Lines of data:
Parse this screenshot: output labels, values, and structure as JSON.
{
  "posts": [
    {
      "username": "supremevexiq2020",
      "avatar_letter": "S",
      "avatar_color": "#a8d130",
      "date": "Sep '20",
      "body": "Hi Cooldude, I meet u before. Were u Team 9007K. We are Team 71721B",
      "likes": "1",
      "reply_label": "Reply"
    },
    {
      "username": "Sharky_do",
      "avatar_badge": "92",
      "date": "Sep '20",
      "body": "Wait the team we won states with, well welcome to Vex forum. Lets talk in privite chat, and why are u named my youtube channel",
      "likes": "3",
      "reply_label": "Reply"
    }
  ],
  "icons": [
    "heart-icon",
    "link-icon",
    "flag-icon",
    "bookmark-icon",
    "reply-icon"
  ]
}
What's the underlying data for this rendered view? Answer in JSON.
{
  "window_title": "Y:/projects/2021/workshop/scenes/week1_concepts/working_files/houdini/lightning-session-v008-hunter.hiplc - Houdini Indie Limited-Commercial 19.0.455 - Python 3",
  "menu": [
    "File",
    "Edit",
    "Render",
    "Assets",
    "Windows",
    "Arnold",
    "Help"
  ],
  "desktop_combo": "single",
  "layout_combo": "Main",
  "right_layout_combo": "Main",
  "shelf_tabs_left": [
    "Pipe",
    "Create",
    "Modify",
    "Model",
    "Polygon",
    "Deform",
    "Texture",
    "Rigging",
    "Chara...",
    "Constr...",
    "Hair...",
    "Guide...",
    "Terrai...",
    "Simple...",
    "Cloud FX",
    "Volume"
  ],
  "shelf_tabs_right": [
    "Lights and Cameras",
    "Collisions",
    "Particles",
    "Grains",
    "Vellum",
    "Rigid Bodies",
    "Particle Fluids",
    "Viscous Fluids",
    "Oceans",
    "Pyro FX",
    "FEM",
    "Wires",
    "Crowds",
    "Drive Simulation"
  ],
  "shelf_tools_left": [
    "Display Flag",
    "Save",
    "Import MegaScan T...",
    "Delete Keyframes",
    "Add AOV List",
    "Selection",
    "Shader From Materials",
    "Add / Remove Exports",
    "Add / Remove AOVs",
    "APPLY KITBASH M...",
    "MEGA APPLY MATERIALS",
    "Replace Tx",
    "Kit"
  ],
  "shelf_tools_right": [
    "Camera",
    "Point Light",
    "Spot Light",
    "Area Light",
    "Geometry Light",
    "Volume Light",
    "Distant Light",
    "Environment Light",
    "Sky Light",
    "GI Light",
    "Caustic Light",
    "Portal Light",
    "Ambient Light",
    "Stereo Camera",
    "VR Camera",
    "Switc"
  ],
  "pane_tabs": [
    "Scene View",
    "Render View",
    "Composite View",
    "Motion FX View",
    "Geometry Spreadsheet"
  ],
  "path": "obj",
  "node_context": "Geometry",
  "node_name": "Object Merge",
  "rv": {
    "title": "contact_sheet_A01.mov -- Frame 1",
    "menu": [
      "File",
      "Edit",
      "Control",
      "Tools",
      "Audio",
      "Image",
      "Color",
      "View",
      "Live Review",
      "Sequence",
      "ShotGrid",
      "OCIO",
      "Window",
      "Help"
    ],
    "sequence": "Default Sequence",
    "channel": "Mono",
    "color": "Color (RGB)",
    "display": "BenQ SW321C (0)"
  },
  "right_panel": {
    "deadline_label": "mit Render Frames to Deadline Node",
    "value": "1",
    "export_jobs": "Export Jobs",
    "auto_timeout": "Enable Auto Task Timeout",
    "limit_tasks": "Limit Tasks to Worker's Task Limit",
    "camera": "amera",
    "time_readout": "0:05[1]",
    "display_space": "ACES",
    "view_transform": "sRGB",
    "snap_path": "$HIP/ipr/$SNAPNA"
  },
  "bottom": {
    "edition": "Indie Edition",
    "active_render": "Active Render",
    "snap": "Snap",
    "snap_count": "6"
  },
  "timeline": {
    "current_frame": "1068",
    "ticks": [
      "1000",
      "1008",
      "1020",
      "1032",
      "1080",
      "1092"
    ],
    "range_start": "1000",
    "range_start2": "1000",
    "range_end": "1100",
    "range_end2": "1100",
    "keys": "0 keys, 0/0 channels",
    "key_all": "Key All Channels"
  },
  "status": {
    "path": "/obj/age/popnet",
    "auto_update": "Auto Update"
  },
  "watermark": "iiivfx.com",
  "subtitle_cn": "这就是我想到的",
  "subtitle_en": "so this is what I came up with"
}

Challenge
All of the lines above must be returned exactly.

Right answer
Parse this screenshot: output labels, values, and structure as JSON.
{
  "posts": [
    {
      "username": "supremevexiq2020",
      "avatar_letter": "S",
      "avatar_color": "#a8d130",
      "date": "Sep '20",
      "body": "Hi Cooldude, I meet u before. Were u Team 9007K. We are Team 71721B",
      "likes": "1",
      "reply_label": "Reply"
    },
    {
      "username": "Sharky_do",
      "avatar_badge": "92",
      "date": "Sep '20",
      "body": "Wait the team we won states with, well welcome to Vex forum. Lets talk in privite chat, and why are u named my youtube channel",
      "likes": "3",
      "reply_label": "Reply"
    }
  ],
  "icons": [
    "heart-icon",
    "link-icon",
    "flag-icon",
    "bookmark-icon",
    "reply-icon"
  ]
}
What's the underlying data for this rendered view? Answer in JSON.
{
  "window_title": "Y:/projects/2021/workshop/scenes/week1_concepts/working_files/houdini/lightning-session-v008-hunter.hiplc - Houdini Indie Limited-Commercial 19.0.455 - Python 3",
  "menu": [
    "File",
    "Edit",
    "Render",
    "Assets",
    "Windows",
    "Arnold",
    "Help"
  ],
  "desktop_combo": "single",
  "layout_combo": "Main",
  "right_layout_combo": "Main",
  "shelf_tabs_left": [
    "Pipe",
    "Create",
    "Modify",
    "Model",
    "Polygon",
    "Deform",
    "Texture",
    "Rigging",
    "Chara...",
    "Constr...",
    "Hair...",
    "Guide...",
    "Terrai...",
    "Simple...",
    "Cloud FX",
    "Volume"
  ],
  "shelf_tabs_right": [
    "Lights and Cameras",
    "Collisions",
    "Particles",
    "Grains",
    "Vellum",
    "Rigid Bodies",
    "Particle Fluids",
    "Viscous Fluids",
    "Oceans",
    "Pyro FX",
    "FEM",
    "Wires",
    "Crowds",
    "Drive Simulation"
  ],
  "shelf_tools_left": [
    "Display Flag",
    "Save",
    "Import MegaScan T...",
    "Delete Keyframes",
    "Add AOV List",
    "Selection",
    "Shader From Materials",
    "Add / Remove Exports",
    "Add / Remove AOVs",
    "APPLY KITBASH M...",
    "MEGA APPLY MATERIALS",
    "Replace Tx",
    "Kit"
  ],
  "shelf_tools_right": [
    "Camera",
    "Point Light",
    "Spot Light",
    "Area Light",
    "Geometry Light",
    "Volume Light",
    "Distant Light",
    "Environment Light",
    "Sky Light",
    "GI Light",
    "Caustic Light",
    "Portal Light",
    "Ambient Light",
    "Stereo Camera",
    "VR Camera",
    "Switc"
  ],
  "pane_tabs": [
    "Scene View",
    "Render View",
    "Composite View",
    "Motion FX View",
    "Geometry Spreadsheet"
  ],
  "path": "obj",
  "node_context": "Geometry",
  "node_name": "Object Merge",
  "rv": {
    "title": "contact_sheet_A01.mov -- Frame 1",
    "menu": [
      "File",
      "Edit",
      "Control",
      "Tools",
      "Audio",
      "Image",
      "Color",
      "View",
      "Live Review",
      "Sequence",
      "ShotGrid",
      "OCIO",
      "Window",
      "Help"
    ],
    "sequence": "Default Sequence",
    "channel": "Mono",
    "color": "Color (RGB)",
    "display": "BenQ SW321C (0)"
  },
  "right_panel": {
    "deadline_label": "mit Render Frames to Deadline Node",
    "value": "1",
    "export_jobs": "Export Jobs",
    "auto_timeout": "Enable Auto Task Timeout",
    "limit_tasks": "Limit Tasks to Worker's Task Limit",
    "camera": "amera",
    "time_readout": "0:05[1]",
    "display_space": "ACES",
    "view_transform": "sRGB",
    "snap_path": "$HIP/ipr/$SNAPNA"
  },
  "bottom": {
    "edition": "Indie Edition",
    "active_render": "Active Render",
    "snap": "Snap",
    "snap_count": "6"
  },
  "timeline": {
    "current_frame": "1068",
    "ticks": [
      "1000",
      "1008",
      "1020",
      "1032",
      "1080",
      "1092"
    ],
    "range_start": "1000",
    "range_start2": "1000",
    "range_end": "1100",
    "range_end2": "1100",
    "keys": "0 keys, 0/0 channels",
    "key_all": "Key All Channels"
  },
  "status": {
    "path": "/obj/age/popnet",
    "auto_update": "Auto Update"
  },
  "watermark": "iiivfx.com",
  "subtitle_cn": "这就是我想到的",
  "subtitle_en": "so this is what I came up with"
}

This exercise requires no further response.